*Exercise brief*.
Set every line down exactly, from the one that has "Transcribe the text in this document." through the final one, and keep the pictures out.

(Extracted records)
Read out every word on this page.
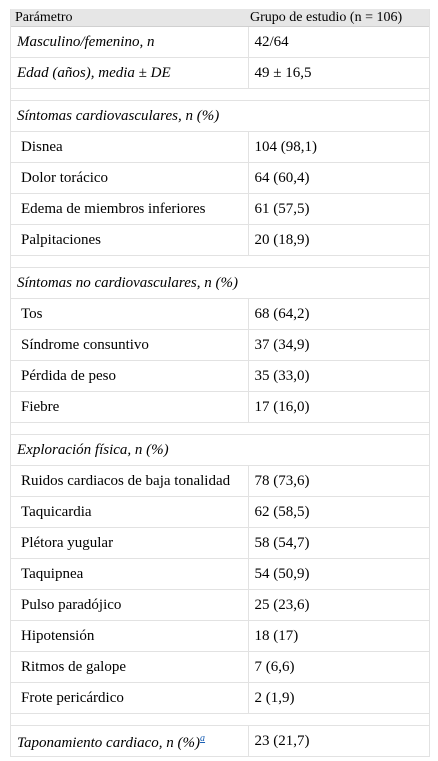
Parámetro	Grupo de estudio (n = 106)
Masculino/femenino, n	42/64
Edad (años), media ± DE	49 ± 16,5

Síntomas cardiovasculares, n (%)	
Disnea	104 (98,1)
Dolor torácico	64 (60,4)
Edema de miembros inferiores	61 (57,5)
Palpitaciones	20 (18,9)

Síntomas no cardiovasculares, n (%)	
Tos	68 (64,2)
Síndrome consuntivo	37 (34,9)
Pérdida de peso	35 (33,0)
Fiebre	17 (16,0)

Exploración física, n (%)	
Ruidos cardiacos de baja tonalidad	78 (73,6)
Taquicardia	62 (58,5)
Plétora yugular	58 (54,7)
Taquipnea	54 (50,9)
Pulso paradójico	25 (23,6)
Hipotensión	18 (17)
Ritmos de galope	7 (6,6)
Frote pericárdico	2 (1,9)

Taponamiento cardiaco, n (%)$^a$	23 (21,7)
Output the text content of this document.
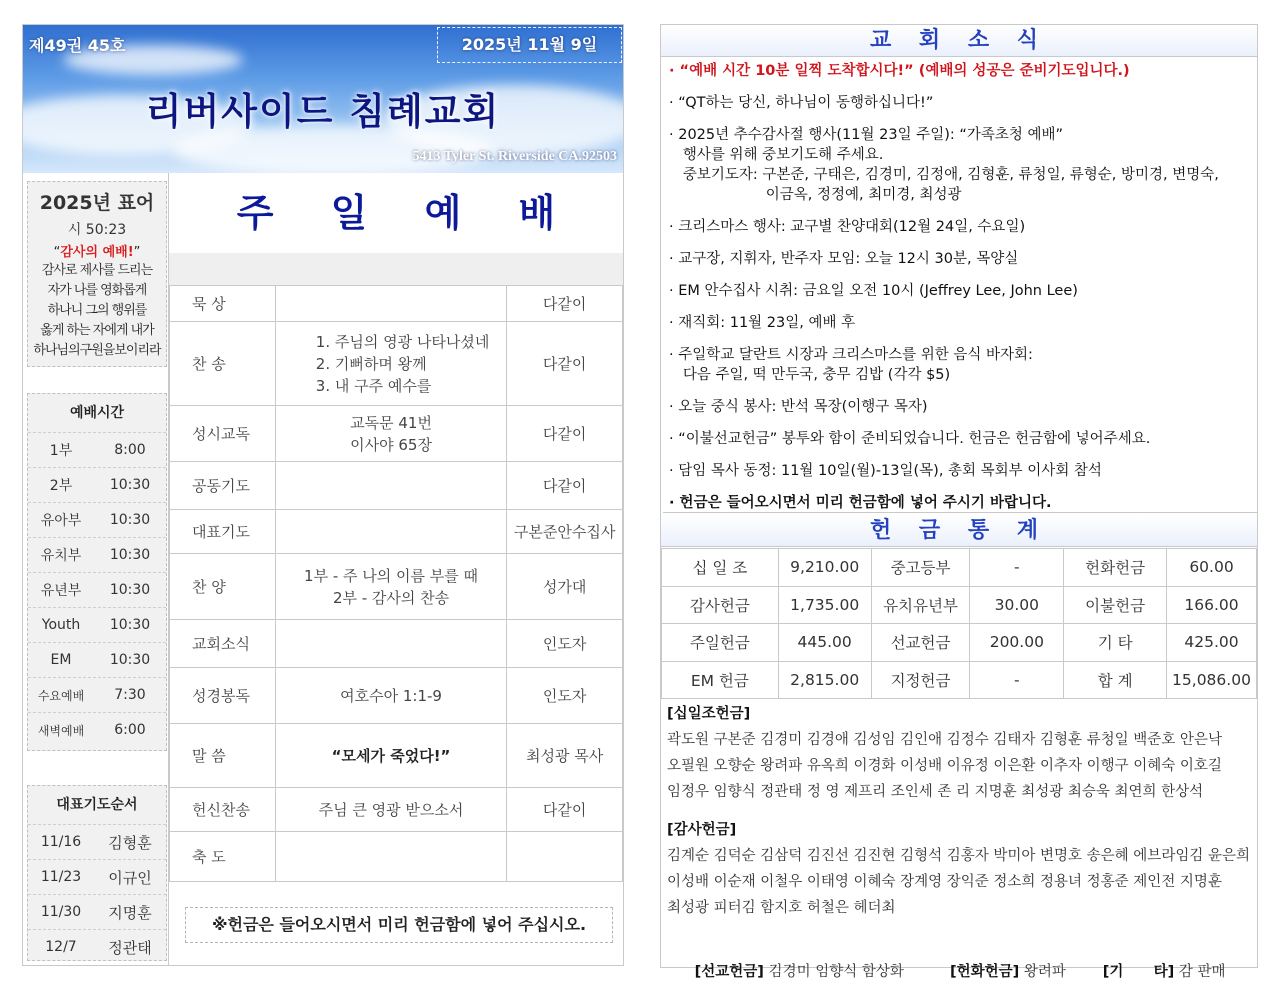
제49권 45호	2025년 11월 9일
리버사이드 침례교회
5413 Tyler St. Riverside CA.92503
2025년 표어
시 50:23
“감사의 예배!”
감사로 제사를 드리는
자가 나를 영화롭게
하나니 그의 행위를
옳게 하는 자에게 내가
하나님의구원을보이리라
예배시간
1부	8:00
2부	10:30
유아부	10:30
유치부	10:30
유년부	10:30
Youth	10:30
EM	10:30
수요예배	7:30
새벽예배	6:00
대표기도순서
11/16	김형훈
11/23	이규인
11/30	지명훈
12/7	정관태
주 일 예 배
묵 상		다같이
찬 송	1. 주님의 영광 나타나셨네
2. 기뻐하며 왕께
3. 내 구주 예수를	다같이
성시교독	교독문 41번
이사야 65장	다같이
공동기도		다같이
대표기도		구본준안수집사
찬 양	1부 - 주 나의 이름 부를 때
2부 - 감사의 찬송	성가대
교회소식		인도자
성경봉독	여호수아 1:1-9	인도자
말 씀	“모세가 죽었다!”	최성광 목사
헌신찬송	주님 큰 영광 받으소서	다같이
축 도		
※헌금은 들어오시면서 미리 헌금함에 넣어 주십시오.
교 회 소 식
· “예배 시간 10분 일찍 도착합시다!” (예배의 성공은 준비기도입니다.)
· “QT하는 당신, 하나님이 동행하십니다!”
· 2025년 추수감사절 행사(11월 23일 주일): “가족초청 예배”
행사를 위해 중보기도해 주세요.
중보기도자: 구본준, 구태은, 김경미, 김정애, 김형훈, 류청일, 류형순, 방미경, 변명숙,
이금옥, 정정예, 최미경, 최성광
· 크리스마스 행사: 교구별 찬양대회(12월 24일, 수요일)
· 교구장, 지휘자, 반주자 모임: 오늘 12시 30분, 목양실
· EM 안수집사 시취: 금요일 오전 10시 (Jeffrey Lee, John Lee)
· 재직회: 11월 23일, 예배 후
· 주일학교 달란트 시장과 크리스마스를 위한 음식 바자회:
다음 주일, 떡 만두국, 충무 김밥 (각각 $5)
· 오늘 중식 봉사: 반석 목장(이행구 목자)
· “이불선교헌금” 봉투와 함이 준비되었습니다. 헌금은 헌금함에 넣어주세요.
· 담임 목사 동정: 11월 10일(월)-13일(목), 총회 목회부 이사회 참석
· 헌금은 들어오시면서 미리 헌금함에 넣어 주시기 바랍니다.
헌 금 통 계
십 일 조	9,210.00	중고등부	-	헌화헌금	60.00
감사헌금	1,735.00	유치유년부	30.00	이불헌금	166.00
주일헌금	445.00	선교헌금	200.00	기 타	425.00
EM 헌금	2,815.00	지정헌금	-	합 계	15,086.00
[십일조헌금]
곽도원 구본준 김경미 김경애 김성임 김인애 김정수 김태자 김형훈 류청일 백준호 안은낙
오필원 오향순 왕려파 유옥희 이경화 이성배 이유정 이은환 이추자 이행구 이혜숙 이호길
임정우 임향식 정관태 정 영 제프리 조인세 존 리 지명훈 최성광 최승욱 최연희 한상석
[감사헌금]
김계순 김덕순 김삼덕 김진선 김진현 김형석 김홍자 박미아 변명호 송은혜 에브라임김 윤은희
이성배 이순재 이철우 이태영 이혜숙 장계영 장익준 정소희 정용녀 정홍준 제인전 지명훈
최성광 피터김 함지호 허철은 헤더최

[선교헌금] 김경미 임향식 함상화	[헌화헌금] 왕려파	[기      타] 감 판매
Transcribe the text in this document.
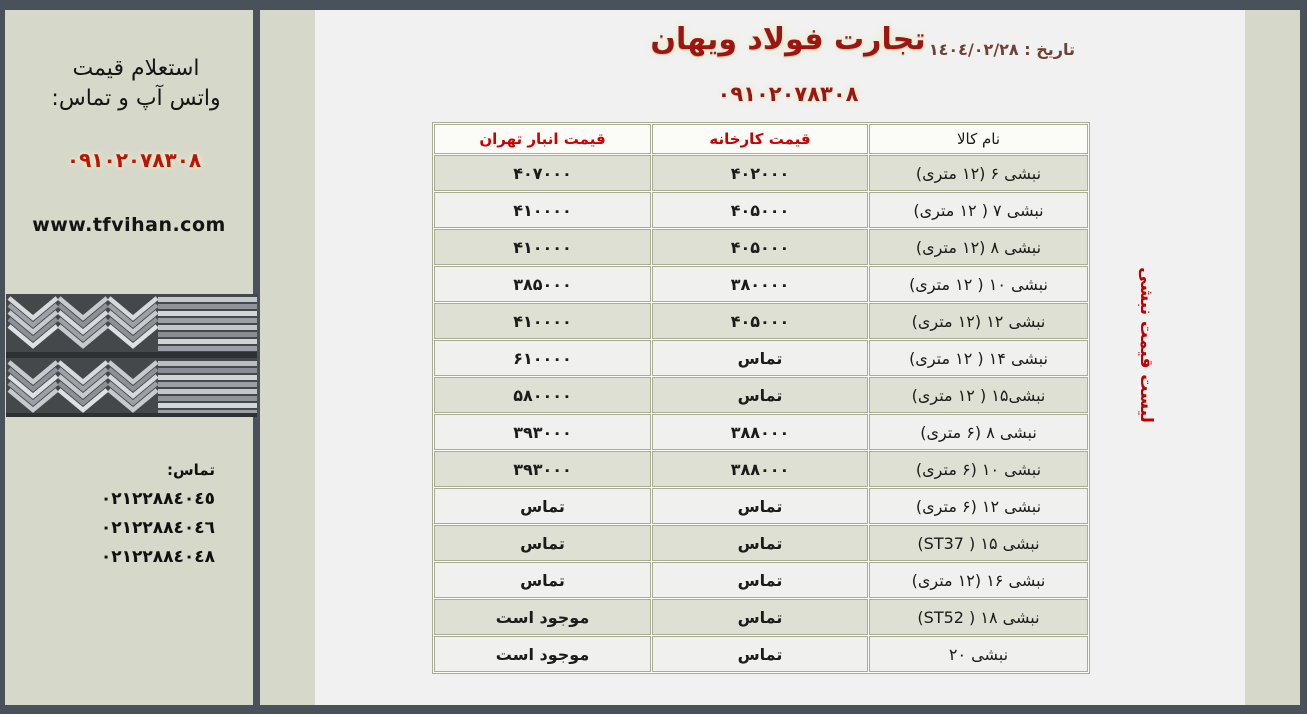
استعلام قیمت
واتس آپ و تماس:
۰۹۱۰۲۰۷۸۳۰۸
www.tfvihan.com
تماس:
٠٢١٢٢٨٨٤٠٤٥
٠٢١٢٢٨٨٤٠٤٦
٠٢١٢٢٨٨٤٠٤٨
تجارت فولاد ویهان
۰۹۱۰۲۰۷۸۳۰۸
تاریخ : ١٤٠٤/٠٢/٢٨
نام کالا	قیمت کارخانه	قیمت انبار تهران
نبشی ۶ (۱۲ متری)	۴۰۲۰۰۰	۴۰۷۰۰۰
نبشی ۷ ( ۱۲ متری)	۴۰۵۰۰۰	۴۱۰۰۰۰
نبشی ۸ (۱۲ متری)	۴۰۵۰۰۰	۴۱۰۰۰۰
نبشی ۱۰ ( ۱۲ متری)	۳۸۰۰۰۰	۳۸۵۰۰۰
نبشی ۱۲ (۱۲ متری)	۴۰۵۰۰۰	۴۱۰۰۰۰
نبشی ۱۴ ( ۱۲ متری)	تماس	۶۱۰۰۰۰
نبشی۱۵ ( ۱۲ متری)	تماس	۵۸۰۰۰۰
نبشی ۸ (۶ متری)	۳۸۸۰۰۰	۳۹۳۰۰۰
نبشی ۱۰ (۶ متری)	۳۸۸۰۰۰	۳۹۳۰۰۰
نبشی ۱۲ (۶ متری)	تماس	تماس
نبشی ۱۵ ( ST37)	تماس	تماس
نبشی ۱۶ (۱۲ متری)	تماس	تماس
نبشی ۱۸ ( ST52)	تماس	موجود است
نبشی ۲۰	تماس	موجود است
لیست قیمت نبشی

*The output*.
Transcribe the text in this document.
استعلام قیمت
واتس آپ و تماس:
۰۹۱۰۲۰۷۸۳۰۸
www.tfvihan.com
تماس:
٠٢١٢٢٨٨٤٠٤٥
٠٢١٢٢٨٨٤٠٤٦
٠٢١٢٢٨٨٤٠٤٨
تجارت فولاد ویهان
۰۹۱۰۲۰۷۸۳۰۸
تاریخ : ١٤٠٤/٠٢/٢٨
نام کالا	قیمت کارخانه	قیمت انبار تهران
نبشی ۶ (۱۲ متری)	۴۰۲۰۰۰	۴۰۷۰۰۰
نبشی ۷ ( ۱۲ متری)	۴۰۵۰۰۰	۴۱۰۰۰۰
نبشی ۸ (۱۲ متری)	۴۰۵۰۰۰	۴۱۰۰۰۰
نبشی ۱۰ ( ۱۲ متری)	۳۸۰۰۰۰	۳۸۵۰۰۰
نبشی ۱۲ (۱۲ متری)	۴۰۵۰۰۰	۴۱۰۰۰۰
نبشی ۱۴ ( ۱۲ متری)	تماس	۶۱۰۰۰۰
نبشی۱۵ ( ۱۲ متری)	تماس	۵۸۰۰۰۰
نبشی ۸ (۶ متری)	۳۸۸۰۰۰	۳۹۳۰۰۰
نبشی ۱۰ (۶ متری)	۳۸۸۰۰۰	۳۹۳۰۰۰
نبشی ۱۲ (۶ متری)	تماس	تماس
نبشی ۱۵ ( ST37)	تماس	تماس
نبشی ۱۶ (۱۲ متری)	تماس	تماس
نبشی ۱۸ ( ST52)	تماس	موجود است
نبشی ۲۰	تماس	موجود است
لیست قیمت نبشی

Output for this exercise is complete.